* [DATA PROVIDED]:

------

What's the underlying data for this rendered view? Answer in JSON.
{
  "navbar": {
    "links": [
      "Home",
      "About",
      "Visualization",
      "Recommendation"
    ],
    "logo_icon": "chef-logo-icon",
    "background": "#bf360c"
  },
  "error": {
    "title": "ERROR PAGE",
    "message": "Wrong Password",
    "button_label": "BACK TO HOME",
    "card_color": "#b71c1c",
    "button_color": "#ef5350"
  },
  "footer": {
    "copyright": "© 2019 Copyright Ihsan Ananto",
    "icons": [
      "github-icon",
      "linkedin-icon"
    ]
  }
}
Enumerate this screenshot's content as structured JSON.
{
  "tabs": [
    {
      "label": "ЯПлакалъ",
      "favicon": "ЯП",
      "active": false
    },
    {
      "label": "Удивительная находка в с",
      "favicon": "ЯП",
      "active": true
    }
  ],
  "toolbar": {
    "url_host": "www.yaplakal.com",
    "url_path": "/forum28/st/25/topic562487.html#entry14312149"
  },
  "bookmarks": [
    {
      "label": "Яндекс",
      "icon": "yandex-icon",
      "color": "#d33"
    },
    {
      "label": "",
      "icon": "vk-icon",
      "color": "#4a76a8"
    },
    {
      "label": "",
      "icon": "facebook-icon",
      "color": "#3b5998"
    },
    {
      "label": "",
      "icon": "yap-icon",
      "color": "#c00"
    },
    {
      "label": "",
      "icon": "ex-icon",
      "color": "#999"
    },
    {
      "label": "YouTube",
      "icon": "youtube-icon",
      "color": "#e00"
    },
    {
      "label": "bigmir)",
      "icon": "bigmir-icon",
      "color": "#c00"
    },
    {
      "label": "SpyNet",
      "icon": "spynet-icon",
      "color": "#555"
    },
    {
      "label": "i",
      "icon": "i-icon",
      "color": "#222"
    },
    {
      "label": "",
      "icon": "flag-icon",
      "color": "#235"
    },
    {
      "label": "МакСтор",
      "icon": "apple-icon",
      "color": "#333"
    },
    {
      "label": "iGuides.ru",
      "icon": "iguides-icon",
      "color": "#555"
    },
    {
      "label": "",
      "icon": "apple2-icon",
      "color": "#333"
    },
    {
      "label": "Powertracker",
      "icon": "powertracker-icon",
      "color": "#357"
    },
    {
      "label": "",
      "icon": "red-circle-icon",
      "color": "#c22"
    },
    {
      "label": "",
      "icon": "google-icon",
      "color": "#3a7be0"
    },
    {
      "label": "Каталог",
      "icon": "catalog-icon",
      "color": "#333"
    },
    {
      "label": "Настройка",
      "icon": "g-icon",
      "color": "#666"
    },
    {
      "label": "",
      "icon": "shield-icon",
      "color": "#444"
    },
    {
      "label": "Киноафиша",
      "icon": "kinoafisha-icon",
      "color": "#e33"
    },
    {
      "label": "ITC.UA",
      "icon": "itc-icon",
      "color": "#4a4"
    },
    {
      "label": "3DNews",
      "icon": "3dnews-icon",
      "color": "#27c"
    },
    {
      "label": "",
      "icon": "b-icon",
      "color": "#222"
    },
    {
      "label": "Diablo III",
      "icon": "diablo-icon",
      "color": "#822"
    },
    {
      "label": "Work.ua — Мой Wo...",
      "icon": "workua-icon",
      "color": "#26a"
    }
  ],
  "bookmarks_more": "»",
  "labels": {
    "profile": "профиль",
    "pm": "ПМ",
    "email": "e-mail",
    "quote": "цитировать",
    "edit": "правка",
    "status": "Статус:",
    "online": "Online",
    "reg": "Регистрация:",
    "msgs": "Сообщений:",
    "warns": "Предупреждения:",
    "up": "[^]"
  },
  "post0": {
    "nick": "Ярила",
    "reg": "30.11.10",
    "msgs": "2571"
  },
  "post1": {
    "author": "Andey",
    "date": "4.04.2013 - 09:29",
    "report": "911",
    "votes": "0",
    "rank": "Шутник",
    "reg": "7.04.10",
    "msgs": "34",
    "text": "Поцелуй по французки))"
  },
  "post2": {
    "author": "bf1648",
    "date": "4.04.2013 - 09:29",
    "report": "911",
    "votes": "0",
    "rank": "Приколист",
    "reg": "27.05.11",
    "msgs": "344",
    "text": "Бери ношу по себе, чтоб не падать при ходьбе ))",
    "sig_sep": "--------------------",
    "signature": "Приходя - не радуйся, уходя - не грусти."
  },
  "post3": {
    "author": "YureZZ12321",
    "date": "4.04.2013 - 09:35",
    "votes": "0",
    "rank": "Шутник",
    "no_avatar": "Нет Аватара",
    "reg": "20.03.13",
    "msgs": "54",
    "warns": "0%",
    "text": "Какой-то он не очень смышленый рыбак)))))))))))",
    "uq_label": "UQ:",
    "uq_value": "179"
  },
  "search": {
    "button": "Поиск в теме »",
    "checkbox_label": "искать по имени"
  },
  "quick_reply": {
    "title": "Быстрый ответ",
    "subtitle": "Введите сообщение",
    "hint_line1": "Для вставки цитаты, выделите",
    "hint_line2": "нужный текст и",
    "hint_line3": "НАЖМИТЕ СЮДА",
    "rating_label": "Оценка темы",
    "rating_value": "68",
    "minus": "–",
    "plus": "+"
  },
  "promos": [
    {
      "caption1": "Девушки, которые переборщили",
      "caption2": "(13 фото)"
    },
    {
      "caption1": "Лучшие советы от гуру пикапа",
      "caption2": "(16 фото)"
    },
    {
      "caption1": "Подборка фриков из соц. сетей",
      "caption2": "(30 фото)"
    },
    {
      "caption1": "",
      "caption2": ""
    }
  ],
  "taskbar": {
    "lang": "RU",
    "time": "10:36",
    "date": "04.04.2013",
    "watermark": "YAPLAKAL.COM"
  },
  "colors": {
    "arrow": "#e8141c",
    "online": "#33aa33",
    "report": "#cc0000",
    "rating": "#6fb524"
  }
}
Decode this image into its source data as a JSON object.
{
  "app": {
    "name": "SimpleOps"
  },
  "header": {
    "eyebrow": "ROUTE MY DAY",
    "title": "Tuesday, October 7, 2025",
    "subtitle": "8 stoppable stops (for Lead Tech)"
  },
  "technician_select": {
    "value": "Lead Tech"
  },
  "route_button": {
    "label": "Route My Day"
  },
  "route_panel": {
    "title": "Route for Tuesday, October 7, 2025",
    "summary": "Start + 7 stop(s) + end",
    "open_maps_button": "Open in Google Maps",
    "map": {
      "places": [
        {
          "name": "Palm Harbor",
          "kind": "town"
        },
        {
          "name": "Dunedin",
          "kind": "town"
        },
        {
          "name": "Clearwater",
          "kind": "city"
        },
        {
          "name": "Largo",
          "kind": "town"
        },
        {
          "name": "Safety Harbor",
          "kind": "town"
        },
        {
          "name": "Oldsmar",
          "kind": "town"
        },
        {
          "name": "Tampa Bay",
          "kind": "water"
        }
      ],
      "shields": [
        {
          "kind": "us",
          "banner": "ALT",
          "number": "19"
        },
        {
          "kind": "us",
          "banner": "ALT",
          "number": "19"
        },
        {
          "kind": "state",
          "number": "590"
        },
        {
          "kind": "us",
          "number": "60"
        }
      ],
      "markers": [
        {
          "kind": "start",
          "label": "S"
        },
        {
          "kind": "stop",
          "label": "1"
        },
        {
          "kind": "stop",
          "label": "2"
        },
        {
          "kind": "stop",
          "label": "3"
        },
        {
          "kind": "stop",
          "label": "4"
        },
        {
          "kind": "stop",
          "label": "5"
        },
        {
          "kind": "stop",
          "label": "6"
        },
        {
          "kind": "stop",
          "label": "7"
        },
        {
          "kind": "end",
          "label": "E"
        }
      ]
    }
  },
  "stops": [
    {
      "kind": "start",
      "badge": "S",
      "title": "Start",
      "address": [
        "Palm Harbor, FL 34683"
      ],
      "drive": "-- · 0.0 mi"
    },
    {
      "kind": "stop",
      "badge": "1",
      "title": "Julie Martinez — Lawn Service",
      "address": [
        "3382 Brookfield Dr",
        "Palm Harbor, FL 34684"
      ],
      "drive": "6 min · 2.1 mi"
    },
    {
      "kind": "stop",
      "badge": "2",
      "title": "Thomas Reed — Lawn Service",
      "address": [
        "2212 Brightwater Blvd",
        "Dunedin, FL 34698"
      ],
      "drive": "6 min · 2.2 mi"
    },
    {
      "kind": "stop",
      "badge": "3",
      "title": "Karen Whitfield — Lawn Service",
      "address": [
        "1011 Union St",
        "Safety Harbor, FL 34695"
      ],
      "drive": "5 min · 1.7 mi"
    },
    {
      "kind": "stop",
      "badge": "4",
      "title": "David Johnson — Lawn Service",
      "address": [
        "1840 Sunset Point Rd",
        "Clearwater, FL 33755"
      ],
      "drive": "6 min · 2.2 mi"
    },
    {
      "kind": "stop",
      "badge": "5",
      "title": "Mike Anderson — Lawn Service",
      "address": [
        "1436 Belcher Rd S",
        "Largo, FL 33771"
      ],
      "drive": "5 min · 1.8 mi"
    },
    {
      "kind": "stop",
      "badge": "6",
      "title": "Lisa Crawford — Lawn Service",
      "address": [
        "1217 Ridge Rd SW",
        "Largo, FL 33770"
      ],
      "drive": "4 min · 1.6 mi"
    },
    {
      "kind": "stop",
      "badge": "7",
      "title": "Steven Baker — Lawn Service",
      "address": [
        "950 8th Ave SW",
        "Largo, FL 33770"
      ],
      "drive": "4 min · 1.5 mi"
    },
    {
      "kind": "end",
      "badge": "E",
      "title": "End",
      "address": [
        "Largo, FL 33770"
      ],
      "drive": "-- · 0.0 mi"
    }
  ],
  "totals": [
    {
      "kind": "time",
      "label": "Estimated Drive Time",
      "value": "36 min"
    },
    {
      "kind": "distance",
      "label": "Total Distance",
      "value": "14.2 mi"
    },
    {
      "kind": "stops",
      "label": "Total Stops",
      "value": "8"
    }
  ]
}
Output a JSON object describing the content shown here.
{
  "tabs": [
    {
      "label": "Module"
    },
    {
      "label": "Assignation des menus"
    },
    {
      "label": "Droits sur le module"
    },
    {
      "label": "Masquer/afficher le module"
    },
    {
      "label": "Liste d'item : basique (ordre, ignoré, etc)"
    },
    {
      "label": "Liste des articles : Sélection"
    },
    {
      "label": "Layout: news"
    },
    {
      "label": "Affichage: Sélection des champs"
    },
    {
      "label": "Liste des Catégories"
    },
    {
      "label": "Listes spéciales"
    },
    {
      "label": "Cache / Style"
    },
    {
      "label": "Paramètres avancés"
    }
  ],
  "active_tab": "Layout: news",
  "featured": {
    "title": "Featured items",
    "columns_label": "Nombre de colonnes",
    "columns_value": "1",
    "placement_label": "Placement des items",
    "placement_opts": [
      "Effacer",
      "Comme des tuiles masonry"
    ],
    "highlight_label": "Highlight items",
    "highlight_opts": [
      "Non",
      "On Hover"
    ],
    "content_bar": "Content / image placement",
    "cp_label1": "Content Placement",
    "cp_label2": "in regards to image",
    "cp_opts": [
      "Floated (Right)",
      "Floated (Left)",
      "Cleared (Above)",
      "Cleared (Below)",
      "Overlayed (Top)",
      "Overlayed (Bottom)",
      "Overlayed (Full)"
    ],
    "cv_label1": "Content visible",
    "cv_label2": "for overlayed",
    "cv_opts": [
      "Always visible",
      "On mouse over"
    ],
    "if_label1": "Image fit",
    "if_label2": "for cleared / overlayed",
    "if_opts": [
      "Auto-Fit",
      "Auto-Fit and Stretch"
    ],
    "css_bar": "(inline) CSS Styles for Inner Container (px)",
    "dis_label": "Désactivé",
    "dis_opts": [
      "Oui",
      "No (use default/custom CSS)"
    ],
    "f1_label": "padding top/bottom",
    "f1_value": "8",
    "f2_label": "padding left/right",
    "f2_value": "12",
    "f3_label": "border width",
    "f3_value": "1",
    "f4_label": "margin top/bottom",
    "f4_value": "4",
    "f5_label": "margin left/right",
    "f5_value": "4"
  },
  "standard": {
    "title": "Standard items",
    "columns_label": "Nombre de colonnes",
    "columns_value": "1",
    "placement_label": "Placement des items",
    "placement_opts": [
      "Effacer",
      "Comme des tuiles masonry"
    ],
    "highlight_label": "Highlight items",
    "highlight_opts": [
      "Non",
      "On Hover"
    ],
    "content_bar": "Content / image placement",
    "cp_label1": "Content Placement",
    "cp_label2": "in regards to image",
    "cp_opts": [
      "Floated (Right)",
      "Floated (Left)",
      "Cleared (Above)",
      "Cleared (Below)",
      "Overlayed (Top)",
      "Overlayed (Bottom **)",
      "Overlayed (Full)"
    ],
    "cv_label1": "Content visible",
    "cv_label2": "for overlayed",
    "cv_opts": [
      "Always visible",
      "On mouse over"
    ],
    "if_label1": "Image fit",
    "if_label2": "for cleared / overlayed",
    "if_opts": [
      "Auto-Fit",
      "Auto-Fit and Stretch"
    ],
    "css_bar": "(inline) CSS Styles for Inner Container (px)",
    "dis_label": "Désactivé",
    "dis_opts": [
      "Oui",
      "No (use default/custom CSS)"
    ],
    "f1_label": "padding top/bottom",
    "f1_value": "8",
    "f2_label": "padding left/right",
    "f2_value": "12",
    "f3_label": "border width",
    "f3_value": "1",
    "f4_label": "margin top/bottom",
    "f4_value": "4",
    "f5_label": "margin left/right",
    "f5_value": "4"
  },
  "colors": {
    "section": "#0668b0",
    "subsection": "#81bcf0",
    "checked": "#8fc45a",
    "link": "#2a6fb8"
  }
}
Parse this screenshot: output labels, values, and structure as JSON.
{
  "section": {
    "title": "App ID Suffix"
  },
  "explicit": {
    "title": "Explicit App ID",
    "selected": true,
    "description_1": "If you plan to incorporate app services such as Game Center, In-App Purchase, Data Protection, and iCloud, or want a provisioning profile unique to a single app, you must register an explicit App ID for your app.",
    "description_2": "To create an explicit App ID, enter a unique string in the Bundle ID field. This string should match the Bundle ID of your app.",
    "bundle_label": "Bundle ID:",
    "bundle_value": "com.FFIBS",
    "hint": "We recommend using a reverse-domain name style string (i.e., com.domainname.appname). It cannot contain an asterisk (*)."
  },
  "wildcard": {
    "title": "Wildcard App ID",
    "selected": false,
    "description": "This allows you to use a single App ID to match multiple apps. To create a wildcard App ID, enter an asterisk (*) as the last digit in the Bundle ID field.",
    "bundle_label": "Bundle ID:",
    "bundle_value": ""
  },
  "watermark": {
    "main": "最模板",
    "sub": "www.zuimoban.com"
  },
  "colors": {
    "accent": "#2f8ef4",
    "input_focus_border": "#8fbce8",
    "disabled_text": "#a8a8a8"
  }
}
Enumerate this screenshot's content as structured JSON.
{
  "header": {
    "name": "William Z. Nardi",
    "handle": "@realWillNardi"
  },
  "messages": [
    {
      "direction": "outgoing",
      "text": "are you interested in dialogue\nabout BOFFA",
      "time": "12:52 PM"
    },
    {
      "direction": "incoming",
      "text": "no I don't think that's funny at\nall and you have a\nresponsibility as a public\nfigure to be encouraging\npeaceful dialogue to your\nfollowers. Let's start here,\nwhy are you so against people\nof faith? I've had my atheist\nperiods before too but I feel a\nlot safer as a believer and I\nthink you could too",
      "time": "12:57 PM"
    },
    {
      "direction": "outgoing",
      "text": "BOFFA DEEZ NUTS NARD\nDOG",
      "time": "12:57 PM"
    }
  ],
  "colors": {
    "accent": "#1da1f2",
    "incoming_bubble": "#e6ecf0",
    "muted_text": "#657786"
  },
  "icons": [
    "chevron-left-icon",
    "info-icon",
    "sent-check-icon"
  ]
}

------

* [GIVEN EXERCISE]:
Tally the lines of the data that contain the string "Sélection" and report the total alone.

* [RESULT OF THE TASK]:
2